§ **The exercise**
Wherever the word "Supply" appears in the entries, copy the whole line.

§ **Data in this exercise**
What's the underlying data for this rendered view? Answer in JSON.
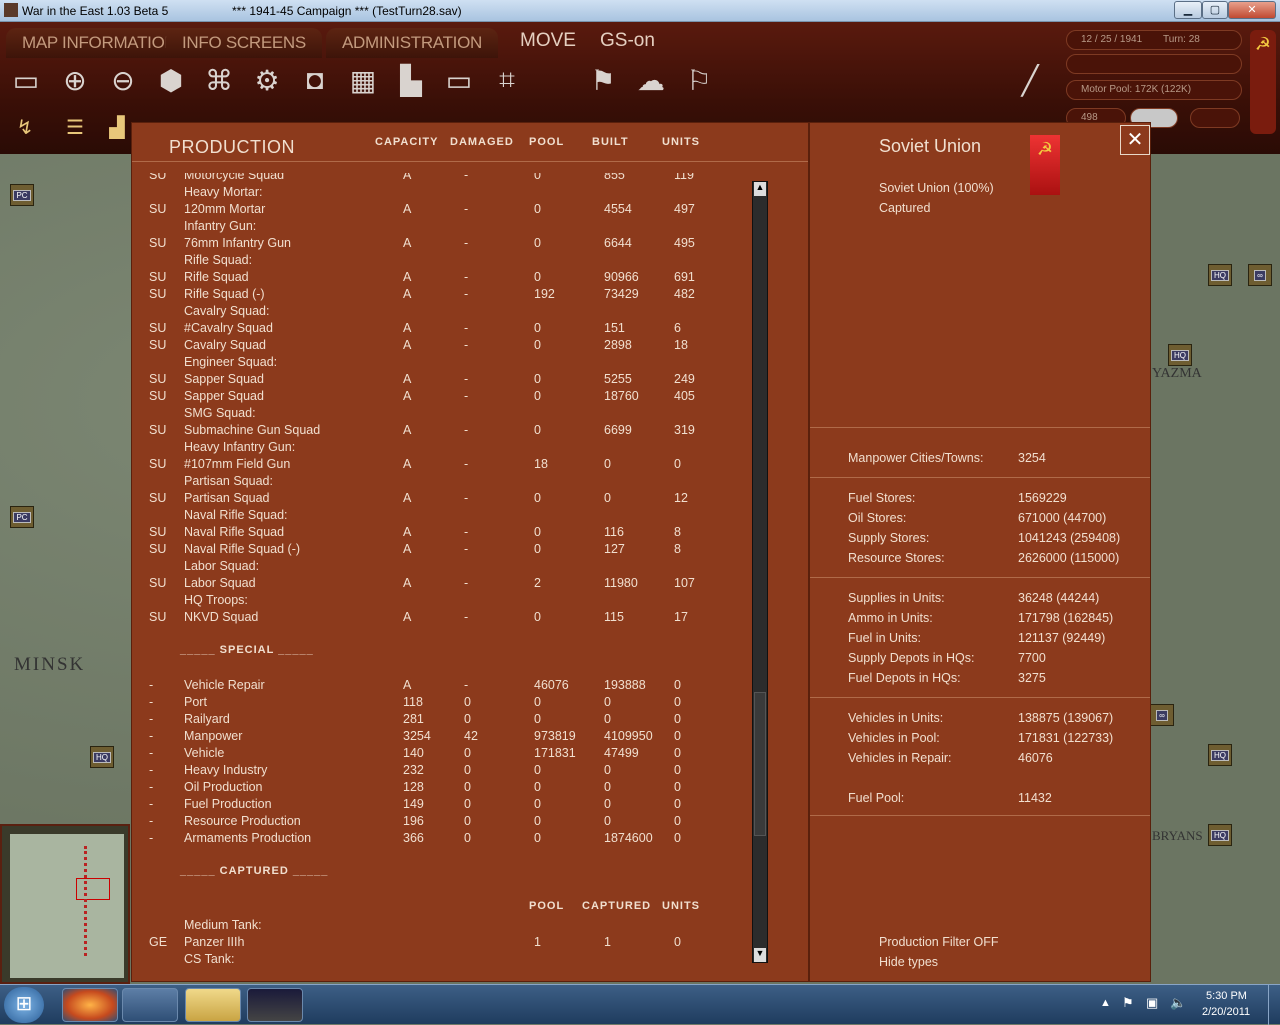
{
  "window": {
    "title": "War in the East 1.03 Beta 5",
    "scenario": "***   1941-45 Campaign   ***  (TestTurn28.sav)",
    "min": "▁",
    "max": "▢",
    "close": "✕"
  },
  "menu": {
    "map_info": "MAP INFORMATION",
    "info_screens": "INFO SCREENS",
    "administration": "ADMINISTRATION",
    "mode": "MOVE",
    "gs": "GS-on"
  },
  "status": {
    "date": "12 / 25 / 1941",
    "turn": "Turn: 28",
    "motor_pool": "Motor Pool: 172K (122K)",
    "value": "498"
  },
  "production": {
    "title": "PRODUCTION",
    "headers": {
      "capacity": "CAPACITY",
      "damaged": "DAMAGED",
      "pool": "POOL",
      "built": "BUILT",
      "units": "UNITS"
    },
    "rows": [
      {
        "nat": "SU",
        "name": "Motorcycle Squad",
        "cap": "A",
        "dmg": "-",
        "pool": "0",
        "built": "855",
        "units": "119"
      },
      {
        "cat": "Heavy Mortar:"
      },
      {
        "nat": "SU",
        "name": "120mm Mortar",
        "cap": "A",
        "dmg": "-",
        "pool": "0",
        "built": "4554",
        "units": "497"
      },
      {
        "cat": "Infantry Gun:"
      },
      {
        "nat": "SU",
        "name": "76mm Infantry Gun",
        "cap": "A",
        "dmg": "-",
        "pool": "0",
        "built": "6644",
        "units": "495"
      },
      {
        "cat": "Rifle Squad:"
      },
      {
        "nat": "SU",
        "name": "Rifle Squad",
        "cap": "A",
        "dmg": "-",
        "pool": "0",
        "built": "90966",
        "units": "691"
      },
      {
        "nat": "SU",
        "name": "Rifle Squad (-)",
        "cap": "A",
        "dmg": "-",
        "pool": "192",
        "built": "73429",
        "units": "482"
      },
      {
        "cat": "Cavalry Squad:"
      },
      {
        "nat": "SU",
        "name": "#Cavalry Squad",
        "cap": "A",
        "dmg": "-",
        "pool": "0",
        "built": "151",
        "units": "6"
      },
      {
        "nat": "SU",
        "name": "Cavalry Squad",
        "cap": "A",
        "dmg": "-",
        "pool": "0",
        "built": "2898",
        "units": "18"
      },
      {
        "cat": "Engineer Squad:"
      },
      {
        "nat": "SU",
        "name": "Sapper Squad",
        "cap": "A",
        "dmg": "-",
        "pool": "0",
        "built": "5255",
        "units": "249"
      },
      {
        "nat": "SU",
        "name": "Sapper Squad",
        "cap": "A",
        "dmg": "-",
        "pool": "0",
        "built": "18760",
        "units": "405"
      },
      {
        "cat": "SMG Squad:"
      },
      {
        "nat": "SU",
        "name": "Submachine Gun Squad",
        "cap": "A",
        "dmg": "-",
        "pool": "0",
        "built": "6699",
        "units": "319"
      },
      {
        "cat": "Heavy Infantry Gun:"
      },
      {
        "nat": "SU",
        "name": "#107mm Field Gun",
        "cap": "A",
        "dmg": "-",
        "pool": "18",
        "built": "0",
        "units": "0"
      },
      {
        "cat": "Partisan Squad:"
      },
      {
        "nat": "SU",
        "name": "Partisan Squad",
        "cap": "A",
        "dmg": "-",
        "pool": "0",
        "built": "0",
        "units": "12"
      },
      {
        "cat": "Naval Rifle Squad:"
      },
      {
        "nat": "SU",
        "name": "Naval Rifle Squad",
        "cap": "A",
        "dmg": "-",
        "pool": "0",
        "built": "116",
        "units": "8"
      },
      {
        "nat": "SU",
        "name": "Naval Rifle Squad (-)",
        "cap": "A",
        "dmg": "-",
        "pool": "0",
        "built": "127",
        "units": "8"
      },
      {
        "cat": "Labor Squad:"
      },
      {
        "nat": "SU",
        "name": "Labor Squad",
        "cap": "A",
        "dmg": "-",
        "pool": "2",
        "built": "11980",
        "units": "107"
      },
      {
        "cat": "HQ Troops:"
      },
      {
        "nat": "SU",
        "name": "NKVD Squad",
        "cap": "A",
        "dmg": "-",
        "pool": "0",
        "built": "115",
        "units": "17"
      }
    ],
    "special_title": "_____ SPECIAL _____",
    "special": [
      {
        "nat": "-",
        "name": "Vehicle Repair",
        "cap": "A",
        "dmg": "-",
        "pool": "46076",
        "built": "193888",
        "units": "0"
      },
      {
        "nat": "-",
        "name": "Port",
        "cap": "118",
        "dmg": "0",
        "pool": "0",
        "built": "0",
        "units": "0"
      },
      {
        "nat": "-",
        "name": "Railyard",
        "cap": "281",
        "dmg": "0",
        "pool": "0",
        "built": "0",
        "units": "0"
      },
      {
        "nat": "-",
        "name": "Manpower",
        "cap": "3254",
        "dmg": "42",
        "pool": "973819",
        "built": "4109950",
        "units": "0"
      },
      {
        "nat": "-",
        "name": "Vehicle",
        "cap": "140",
        "dmg": "0",
        "pool": "171831",
        "built": "47499",
        "units": "0"
      },
      {
        "nat": "-",
        "name": "Heavy Industry",
        "cap": "232",
        "dmg": "0",
        "pool": "0",
        "built": "0",
        "units": "0"
      },
      {
        "nat": "-",
        "name": "Oil Production",
        "cap": "128",
        "dmg": "0",
        "pool": "0",
        "built": "0",
        "units": "0"
      },
      {
        "nat": "-",
        "name": "Fuel Production",
        "cap": "149",
        "dmg": "0",
        "pool": "0",
        "built": "0",
        "units": "0"
      },
      {
        "nat": "-",
        "name": "Resource Production",
        "cap": "196",
        "dmg": "0",
        "pool": "0",
        "built": "0",
        "units": "0"
      },
      {
        "nat": "-",
        "name": "Armaments Production",
        "cap": "366",
        "dmg": "0",
        "pool": "0",
        "built": "1874600",
        "units": "0"
      }
    ],
    "captured_title": "_____ CAPTURED _____",
    "captured_headers": {
      "pool": "POOL",
      "captured": "CAPTURED",
      "units": "UNITS"
    },
    "captured": [
      {
        "cat": "Medium Tank:"
      },
      {
        "nat": "GE",
        "name": "Panzer IIIh",
        "pool": "1",
        "captured": "1",
        "units": "0"
      },
      {
        "cat": "CS Tank:"
      }
    ]
  },
  "side": {
    "nation": "Soviet Union",
    "line1": "Soviet Union  (100%)",
    "line2": "Captured",
    "close": "✕",
    "groups": [
      [
        {
          "k": "Manpower Cities/Towns:",
          "v": "3254"
        }
      ],
      [
        {
          "k": "Fuel Stores:",
          "v": "1569229"
        },
        {
          "k": "Oil Stores:",
          "v": "671000 (44700)"
        },
        {
          "k": "Supply Stores:",
          "v": "1041243 (259408)"
        },
        {
          "k": "Resource Stores:",
          "v": "2626000 (115000)"
        }
      ],
      [
        {
          "k": "Supplies in Units:",
          "v": "36248 (44244)"
        },
        {
          "k": "Ammo in Units:",
          "v": "171798 (162845)"
        },
        {
          "k": "Fuel in Units:",
          "v": "121137 (92449)"
        },
        {
          "k": "Supply Depots in HQs:",
          "v": "7700"
        },
        {
          "k": "Fuel Depots in HQs:",
          "v": "3275"
        }
      ],
      [
        {
          "k": "Vehicles in Units:",
          "v": "138875 (139067)"
        },
        {
          "k": "Vehicles in Pool:",
          "v": "171831 (122733)"
        },
        {
          "k": "Vehicles in Repair:",
          "v": "46076"
        }
      ],
      [
        {
          "k": "Fuel Pool:",
          "v": "11432"
        }
      ]
    ],
    "filter": "Production Filter OFF",
    "hide": "Hide types"
  },
  "map_labels": {
    "minsk": "MINSK",
    "vyazma": "YAZMA",
    "bryansk": "BRYANS",
    "pc": "PC",
    "hq": "HQ",
    "xxx": "XXX"
  },
  "taskbar": {
    "start": "⊞",
    "time": "5:30 PM",
    "date": "2/20/2011"
  },
  "colors": {
    "panel": "#8c3a1c",
    "topbar": "#3a0f07",
    "text": "#f1dfcf"
  }
}
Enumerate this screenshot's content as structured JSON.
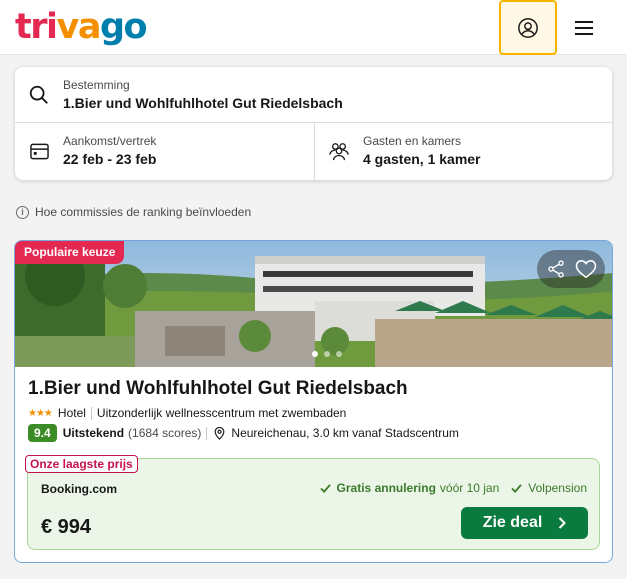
{
  "header": {
    "logo": {
      "part1": "tri",
      "part2": "va",
      "part3": "go"
    },
    "profile_icon": "user-circle-icon",
    "menu_icon": "hamburger-menu-icon"
  },
  "search": {
    "destination": {
      "label": "Bestemming",
      "value": "1.Bier und Wohlfuhlhotel Gut Riedelsbach"
    },
    "dates": {
      "label": "Aankomst/vertrek",
      "value": "22 feb - 23 feb"
    },
    "guests": {
      "label": "Gasten en kamers",
      "value": "4 gasten, 1 kamer"
    }
  },
  "info_link": "Hoe commissies de ranking beïnvloeden",
  "hotel": {
    "badge": "Populaire keuze",
    "name": "1.Bier und Wohlfuhlhotel Gut Riedelsbach",
    "stars": 3,
    "type": "Hotel",
    "description": "Uitzonderlijk wellnesscentrum met zwembaden",
    "rating": {
      "score": "9.4",
      "label": "Uitstekend",
      "count": "(1684 scores)"
    },
    "location": "Neureichenau, 3.0 km vanaf Stadscentrum",
    "photo_dots": 3,
    "active_dot": 0
  },
  "deal": {
    "badge": "Onze laagste prijs",
    "provider": "Booking.com",
    "perk1_strong": "Gratis annulering",
    "perk1_date": "vóór 10 jan",
    "perk2": "Volpension",
    "price": "€ 994",
    "button": "Zie deal"
  },
  "colors": {
    "brand_red": "#e32851",
    "brand_orange": "#f48f00",
    "brand_blue": "#007fad",
    "deal_green": "#0a7b3e",
    "rating_green": "#3b8b27"
  }
}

§ **Response**
          "k": "Supply Stores:",
          "k": "Supply Depots in HQs:",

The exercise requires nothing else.